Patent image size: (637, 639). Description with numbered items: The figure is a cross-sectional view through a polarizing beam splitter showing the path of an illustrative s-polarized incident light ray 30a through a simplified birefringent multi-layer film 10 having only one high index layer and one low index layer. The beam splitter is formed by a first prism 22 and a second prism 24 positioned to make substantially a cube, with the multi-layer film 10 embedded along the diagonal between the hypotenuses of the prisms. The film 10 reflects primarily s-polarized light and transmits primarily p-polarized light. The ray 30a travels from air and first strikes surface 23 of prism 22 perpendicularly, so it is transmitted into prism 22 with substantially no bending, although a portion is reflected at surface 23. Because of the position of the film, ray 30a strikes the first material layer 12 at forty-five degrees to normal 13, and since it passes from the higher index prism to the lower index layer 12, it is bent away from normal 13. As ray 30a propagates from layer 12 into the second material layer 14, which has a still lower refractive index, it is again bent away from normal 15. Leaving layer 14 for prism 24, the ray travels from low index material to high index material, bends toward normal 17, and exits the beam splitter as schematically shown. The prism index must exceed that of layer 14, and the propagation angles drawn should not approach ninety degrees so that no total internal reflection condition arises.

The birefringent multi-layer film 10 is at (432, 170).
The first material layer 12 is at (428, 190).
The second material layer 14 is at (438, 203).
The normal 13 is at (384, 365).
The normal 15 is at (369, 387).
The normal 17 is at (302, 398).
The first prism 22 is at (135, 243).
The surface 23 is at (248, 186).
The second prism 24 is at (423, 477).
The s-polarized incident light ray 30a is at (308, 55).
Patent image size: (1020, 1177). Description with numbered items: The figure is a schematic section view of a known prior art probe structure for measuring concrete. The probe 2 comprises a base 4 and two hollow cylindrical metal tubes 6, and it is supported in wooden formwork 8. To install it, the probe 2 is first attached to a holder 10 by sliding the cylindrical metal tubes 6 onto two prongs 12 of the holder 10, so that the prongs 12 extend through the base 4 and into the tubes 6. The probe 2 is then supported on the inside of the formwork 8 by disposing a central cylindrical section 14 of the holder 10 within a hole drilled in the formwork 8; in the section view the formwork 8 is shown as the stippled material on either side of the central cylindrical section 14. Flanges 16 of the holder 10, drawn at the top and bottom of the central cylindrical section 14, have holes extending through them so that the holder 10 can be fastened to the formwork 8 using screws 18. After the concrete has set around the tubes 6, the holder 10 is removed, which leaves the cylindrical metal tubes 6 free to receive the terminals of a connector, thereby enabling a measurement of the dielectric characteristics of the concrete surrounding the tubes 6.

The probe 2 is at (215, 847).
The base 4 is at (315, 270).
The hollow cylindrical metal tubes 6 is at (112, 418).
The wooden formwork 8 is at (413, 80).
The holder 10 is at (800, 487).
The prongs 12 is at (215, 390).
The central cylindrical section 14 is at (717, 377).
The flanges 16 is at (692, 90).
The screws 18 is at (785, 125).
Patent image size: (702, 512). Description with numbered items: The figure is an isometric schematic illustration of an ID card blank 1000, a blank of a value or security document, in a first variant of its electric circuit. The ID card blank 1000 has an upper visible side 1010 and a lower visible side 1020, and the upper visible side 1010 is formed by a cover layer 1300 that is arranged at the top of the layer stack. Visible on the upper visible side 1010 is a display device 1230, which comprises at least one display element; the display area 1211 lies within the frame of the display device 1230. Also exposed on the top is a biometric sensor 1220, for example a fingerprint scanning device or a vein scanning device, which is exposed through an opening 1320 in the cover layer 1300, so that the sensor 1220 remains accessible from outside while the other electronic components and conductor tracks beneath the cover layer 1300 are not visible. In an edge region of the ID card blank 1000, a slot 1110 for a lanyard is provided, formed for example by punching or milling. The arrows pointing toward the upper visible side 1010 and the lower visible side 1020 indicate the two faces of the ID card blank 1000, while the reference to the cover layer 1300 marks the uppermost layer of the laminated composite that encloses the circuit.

++++

Problem details: Reproduce all of the material above word for word, keeping every line in its original order.

Written solution:
Patent image size: (637, 639). Description with numbered items: The figure is a cross-sectional view through a polarizing beam splitter showing the path of an illustrative s-polarized incident light ray 30a through a simplified birefringent multi-layer film 10 having only one high index layer and one low index layer. The beam splitter is formed by a first prism 22 and a second prism 24 positioned to make substantially a cube, with the multi-layer film 10 embedded along the diagonal between the hypotenuses of the prisms. The film 10 reflects primarily s-polarized light and transmits primarily p-polarized light. The ray 30a travels from air and first strikes surface 23 of prism 22 perpendicularly, so it is transmitted into prism 22 with substantially no bending, although a portion is reflected at surface 23. Because of the position of the film, ray 30a strikes the first material layer 12 at forty-five degrees to normal 13, and since it passes from the higher index prism to the lower index layer 12, it is bent away from normal 13. As ray 30a propagates from layer 12 into the second material layer 14, which has a still lower refractive index, it is again bent away from normal 15. Leaving layer 14 for prism 24, the ray travels from low index material to high index material, bends toward normal 17, and exits the beam splitter as schematically shown. The prism index must exceed that of layer 14, and the propagation angles drawn should not approach ninety degrees so that no total internal reflection condition arises.

The birefringent multi-layer film 10 is at (432, 170).
The first material layer 12 is at (428, 190).
The second material layer 14 is at (438, 203).
The normal 13 is at (384, 365).
The normal 15 is at (369, 387).
The normal 17 is at (302, 398).
The first prism 22 is at (135, 243).
The surface 23 is at (248, 186).
The second prism 24 is at (423, 477).
The s-polarized incident light ray 30a is at (308, 55).
Patent image size: (1020, 1177). Description with numbered items: The figure is a schematic section view of a known prior art probe structure for measuring concrete. The probe 2 comprises a base 4 and two hollow cylindrical metal tubes 6, and it is supported in wooden formwork 8. To install it, the probe 2 is first attached to a holder 10 by sliding the cylindrical metal tubes 6 onto two prongs 12 of the holder 10, so that the prongs 12 extend through the base 4 and into the tubes 6. The probe 2 is then supported on the inside of the formwork 8 by disposing a central cylindrical section 14 of the holder 10 within a hole drilled in the formwork 8; in the section view the formwork 8 is shown as the stippled material on either side of the central cylindrical section 14. Flanges 16 of the holder 10, drawn at the top and bottom of the central cylindrical section 14, have holes extending through them so that the holder 10 can be fastened to the formwork 8 using screws 18. After the concrete has set around the tubes 6, the holder 10 is removed, which leaves the cylindrical metal tubes 6 free to receive the terminals of a connector, thereby enabling a measurement of the dielectric characteristics of the concrete surrounding the tubes 6.

The probe 2 is at (215, 847).
The base 4 is at (315, 270).
The hollow cylindrical metal tubes 6 is at (112, 418).
The wooden formwork 8 is at (413, 80).
The holder 10 is at (800, 487).
The prongs 12 is at (215, 390).
The central cylindrical section 14 is at (717, 377).
The flanges 16 is at (692, 90).
The screws 18 is at (785, 125).
Patent image size: (702, 512). Description with numbered items: The figure is an isometric schematic illustration of an ID card blank 1000, a blank of a value or security document, in a first variant of its electric circuit. The ID card blank 1000 has an upper visible side 1010 and a lower visible side 1020, and the upper visible side 1010 is formed by a cover layer 1300 that is arranged at the top of the layer stack. Visible on the upper visible side 1010 is a display device 1230, which comprises at least one display element; the display area 1211 lies within the frame of the display device 1230. Also exposed on the top is a biometric sensor 1220, for example a fingerprint scanning device or a vein scanning device, which is exposed through an opening 1320 in the cover layer 1300, so that the sensor 1220 remains accessible from outside while the other electronic components and conductor tracks beneath the cover layer 1300 are not visible. In an edge region of the ID card blank 1000, a slot 1110 for a lanyard is provided, formed for example by punching or milling. The arrows pointing toward the upper visible side 1010 and the lower visible side 1020 indicate the two faces of the ID card blank 1000, while the reference to the cover layer 1300 marks the uppermost layer of the laminated composite that encloses the circuit.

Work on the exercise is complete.